— START Data records —

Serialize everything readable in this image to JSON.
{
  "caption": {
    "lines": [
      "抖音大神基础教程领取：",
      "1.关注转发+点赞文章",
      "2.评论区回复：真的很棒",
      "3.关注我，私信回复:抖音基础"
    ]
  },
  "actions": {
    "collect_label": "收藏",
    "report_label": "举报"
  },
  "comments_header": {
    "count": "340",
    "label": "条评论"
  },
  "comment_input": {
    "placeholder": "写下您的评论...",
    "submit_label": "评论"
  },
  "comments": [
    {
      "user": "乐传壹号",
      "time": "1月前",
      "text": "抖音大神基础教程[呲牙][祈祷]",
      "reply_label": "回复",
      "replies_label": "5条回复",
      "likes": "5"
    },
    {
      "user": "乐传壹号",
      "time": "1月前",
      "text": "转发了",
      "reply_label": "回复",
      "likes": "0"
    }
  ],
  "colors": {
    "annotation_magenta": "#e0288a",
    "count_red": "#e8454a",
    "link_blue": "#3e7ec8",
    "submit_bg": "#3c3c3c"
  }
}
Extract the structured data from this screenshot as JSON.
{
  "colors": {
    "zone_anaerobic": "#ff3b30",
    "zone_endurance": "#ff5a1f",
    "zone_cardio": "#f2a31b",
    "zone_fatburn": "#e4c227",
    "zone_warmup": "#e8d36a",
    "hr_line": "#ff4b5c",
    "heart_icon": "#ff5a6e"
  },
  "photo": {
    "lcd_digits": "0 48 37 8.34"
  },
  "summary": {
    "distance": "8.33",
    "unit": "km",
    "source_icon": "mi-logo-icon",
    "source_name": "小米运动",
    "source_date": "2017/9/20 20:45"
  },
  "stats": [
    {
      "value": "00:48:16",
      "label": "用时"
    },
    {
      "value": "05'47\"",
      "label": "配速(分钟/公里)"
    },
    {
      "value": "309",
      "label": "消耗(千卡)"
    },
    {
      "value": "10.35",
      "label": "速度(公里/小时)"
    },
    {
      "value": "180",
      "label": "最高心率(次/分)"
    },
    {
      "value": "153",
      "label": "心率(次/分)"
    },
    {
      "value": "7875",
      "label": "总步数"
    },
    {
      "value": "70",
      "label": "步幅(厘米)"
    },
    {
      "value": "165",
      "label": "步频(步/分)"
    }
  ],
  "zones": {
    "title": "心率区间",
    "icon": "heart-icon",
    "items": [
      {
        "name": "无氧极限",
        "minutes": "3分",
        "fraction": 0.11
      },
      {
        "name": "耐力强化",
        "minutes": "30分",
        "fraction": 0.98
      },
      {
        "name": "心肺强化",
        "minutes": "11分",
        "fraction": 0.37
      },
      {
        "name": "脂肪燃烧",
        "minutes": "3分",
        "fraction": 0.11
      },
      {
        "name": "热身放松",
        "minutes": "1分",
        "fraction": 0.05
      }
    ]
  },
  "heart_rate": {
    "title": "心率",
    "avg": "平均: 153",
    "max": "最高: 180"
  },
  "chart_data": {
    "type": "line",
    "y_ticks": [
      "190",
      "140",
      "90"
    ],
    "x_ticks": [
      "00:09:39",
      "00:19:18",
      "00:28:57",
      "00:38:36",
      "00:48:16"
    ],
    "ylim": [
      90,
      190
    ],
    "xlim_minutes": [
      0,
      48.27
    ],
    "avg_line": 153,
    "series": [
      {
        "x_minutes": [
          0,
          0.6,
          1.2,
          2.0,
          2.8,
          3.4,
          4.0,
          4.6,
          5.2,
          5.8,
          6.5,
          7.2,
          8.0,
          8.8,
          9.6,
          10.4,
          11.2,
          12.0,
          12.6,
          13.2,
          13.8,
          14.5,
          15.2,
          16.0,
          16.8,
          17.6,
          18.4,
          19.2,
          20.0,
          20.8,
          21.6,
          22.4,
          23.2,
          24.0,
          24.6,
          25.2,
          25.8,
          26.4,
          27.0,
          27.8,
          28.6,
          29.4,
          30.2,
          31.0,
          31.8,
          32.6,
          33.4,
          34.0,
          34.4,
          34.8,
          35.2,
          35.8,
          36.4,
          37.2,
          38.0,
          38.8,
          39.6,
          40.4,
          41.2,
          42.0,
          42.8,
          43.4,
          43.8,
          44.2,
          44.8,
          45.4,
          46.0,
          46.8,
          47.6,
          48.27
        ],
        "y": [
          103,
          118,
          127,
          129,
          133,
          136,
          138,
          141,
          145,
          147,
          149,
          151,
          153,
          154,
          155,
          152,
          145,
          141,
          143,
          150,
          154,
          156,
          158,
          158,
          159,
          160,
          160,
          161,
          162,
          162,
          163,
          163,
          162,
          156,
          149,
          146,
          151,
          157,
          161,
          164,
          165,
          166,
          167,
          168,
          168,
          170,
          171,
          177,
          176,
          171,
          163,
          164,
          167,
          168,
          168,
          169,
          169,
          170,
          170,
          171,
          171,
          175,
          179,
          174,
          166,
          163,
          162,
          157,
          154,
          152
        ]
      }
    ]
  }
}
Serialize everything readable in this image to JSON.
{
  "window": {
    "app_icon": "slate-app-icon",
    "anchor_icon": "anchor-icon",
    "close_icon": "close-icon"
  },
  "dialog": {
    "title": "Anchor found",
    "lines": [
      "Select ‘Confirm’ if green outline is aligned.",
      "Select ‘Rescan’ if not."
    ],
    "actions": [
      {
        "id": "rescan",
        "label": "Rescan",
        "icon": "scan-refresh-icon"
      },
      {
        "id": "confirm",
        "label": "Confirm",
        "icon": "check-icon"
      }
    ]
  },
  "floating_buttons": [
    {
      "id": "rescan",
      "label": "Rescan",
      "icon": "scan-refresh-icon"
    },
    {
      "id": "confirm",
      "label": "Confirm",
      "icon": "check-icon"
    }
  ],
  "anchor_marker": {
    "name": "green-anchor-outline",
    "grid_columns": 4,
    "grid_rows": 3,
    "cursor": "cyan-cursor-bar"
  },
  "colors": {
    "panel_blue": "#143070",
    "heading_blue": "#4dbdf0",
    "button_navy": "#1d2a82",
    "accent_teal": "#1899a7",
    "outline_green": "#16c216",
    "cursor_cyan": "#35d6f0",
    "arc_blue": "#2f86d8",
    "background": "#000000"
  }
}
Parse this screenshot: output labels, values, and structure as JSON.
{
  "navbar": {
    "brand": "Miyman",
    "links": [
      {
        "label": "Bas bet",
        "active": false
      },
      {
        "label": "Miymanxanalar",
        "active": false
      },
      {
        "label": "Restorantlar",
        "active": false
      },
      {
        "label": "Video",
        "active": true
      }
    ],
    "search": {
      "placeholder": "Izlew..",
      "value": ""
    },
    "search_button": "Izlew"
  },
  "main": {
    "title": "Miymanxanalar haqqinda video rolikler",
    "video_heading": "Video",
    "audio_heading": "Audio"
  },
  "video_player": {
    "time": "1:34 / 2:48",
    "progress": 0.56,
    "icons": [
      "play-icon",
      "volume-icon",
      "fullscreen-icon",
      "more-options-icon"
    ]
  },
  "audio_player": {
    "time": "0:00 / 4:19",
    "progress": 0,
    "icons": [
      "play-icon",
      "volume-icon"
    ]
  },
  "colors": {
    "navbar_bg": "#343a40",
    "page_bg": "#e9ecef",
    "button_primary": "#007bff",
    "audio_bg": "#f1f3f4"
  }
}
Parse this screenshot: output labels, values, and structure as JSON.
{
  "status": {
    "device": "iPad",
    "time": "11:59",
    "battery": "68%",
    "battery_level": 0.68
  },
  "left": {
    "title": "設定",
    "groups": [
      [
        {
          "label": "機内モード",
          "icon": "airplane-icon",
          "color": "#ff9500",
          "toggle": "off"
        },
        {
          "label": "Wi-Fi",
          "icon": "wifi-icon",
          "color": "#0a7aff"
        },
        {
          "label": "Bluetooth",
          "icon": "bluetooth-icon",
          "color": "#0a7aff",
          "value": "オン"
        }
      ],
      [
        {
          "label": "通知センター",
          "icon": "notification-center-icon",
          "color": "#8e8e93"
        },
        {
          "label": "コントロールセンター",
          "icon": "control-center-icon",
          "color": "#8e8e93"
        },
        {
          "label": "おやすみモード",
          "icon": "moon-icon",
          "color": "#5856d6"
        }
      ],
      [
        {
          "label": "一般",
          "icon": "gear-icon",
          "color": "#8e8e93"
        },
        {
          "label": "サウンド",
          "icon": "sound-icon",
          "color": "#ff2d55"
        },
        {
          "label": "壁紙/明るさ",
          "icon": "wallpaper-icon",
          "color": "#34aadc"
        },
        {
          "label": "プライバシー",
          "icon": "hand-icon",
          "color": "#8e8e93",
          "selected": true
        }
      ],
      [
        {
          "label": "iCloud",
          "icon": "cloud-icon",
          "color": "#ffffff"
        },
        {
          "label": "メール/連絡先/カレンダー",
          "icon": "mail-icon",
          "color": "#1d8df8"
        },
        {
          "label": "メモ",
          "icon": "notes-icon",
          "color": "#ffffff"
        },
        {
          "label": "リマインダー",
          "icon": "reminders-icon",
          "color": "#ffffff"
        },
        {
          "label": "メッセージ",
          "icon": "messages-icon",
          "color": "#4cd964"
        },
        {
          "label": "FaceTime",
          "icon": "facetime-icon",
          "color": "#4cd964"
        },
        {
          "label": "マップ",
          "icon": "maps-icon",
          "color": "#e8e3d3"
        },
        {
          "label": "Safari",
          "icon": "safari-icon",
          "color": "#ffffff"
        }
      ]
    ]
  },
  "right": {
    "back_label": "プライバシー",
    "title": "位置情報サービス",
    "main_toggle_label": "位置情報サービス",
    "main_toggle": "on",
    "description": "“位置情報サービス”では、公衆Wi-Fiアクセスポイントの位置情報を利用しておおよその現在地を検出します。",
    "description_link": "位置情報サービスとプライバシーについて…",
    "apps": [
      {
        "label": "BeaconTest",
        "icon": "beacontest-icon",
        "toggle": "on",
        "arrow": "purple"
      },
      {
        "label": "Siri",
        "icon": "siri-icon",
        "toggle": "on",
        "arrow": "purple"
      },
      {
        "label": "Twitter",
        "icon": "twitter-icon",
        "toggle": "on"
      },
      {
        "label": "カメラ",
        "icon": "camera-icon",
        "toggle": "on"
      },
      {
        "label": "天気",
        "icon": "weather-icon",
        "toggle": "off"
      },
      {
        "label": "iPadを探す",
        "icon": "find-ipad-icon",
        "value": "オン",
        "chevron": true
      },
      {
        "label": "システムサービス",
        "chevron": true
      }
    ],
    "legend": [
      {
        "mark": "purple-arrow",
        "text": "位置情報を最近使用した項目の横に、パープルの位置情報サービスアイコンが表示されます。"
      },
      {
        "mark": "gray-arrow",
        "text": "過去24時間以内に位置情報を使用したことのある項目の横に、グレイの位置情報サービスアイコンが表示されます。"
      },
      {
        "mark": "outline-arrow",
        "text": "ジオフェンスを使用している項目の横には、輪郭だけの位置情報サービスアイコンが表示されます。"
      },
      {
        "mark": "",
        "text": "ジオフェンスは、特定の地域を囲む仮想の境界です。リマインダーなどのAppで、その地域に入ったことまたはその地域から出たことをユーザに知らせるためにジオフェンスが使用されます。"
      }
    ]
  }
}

— END Data records —

**Task**
Copy each line of the entries that includes the word "Miymanxanalar".

**Task output**
        "label": "Miymanxanalar",
    "title": "Miymanxanalar haqqinda video rolikler",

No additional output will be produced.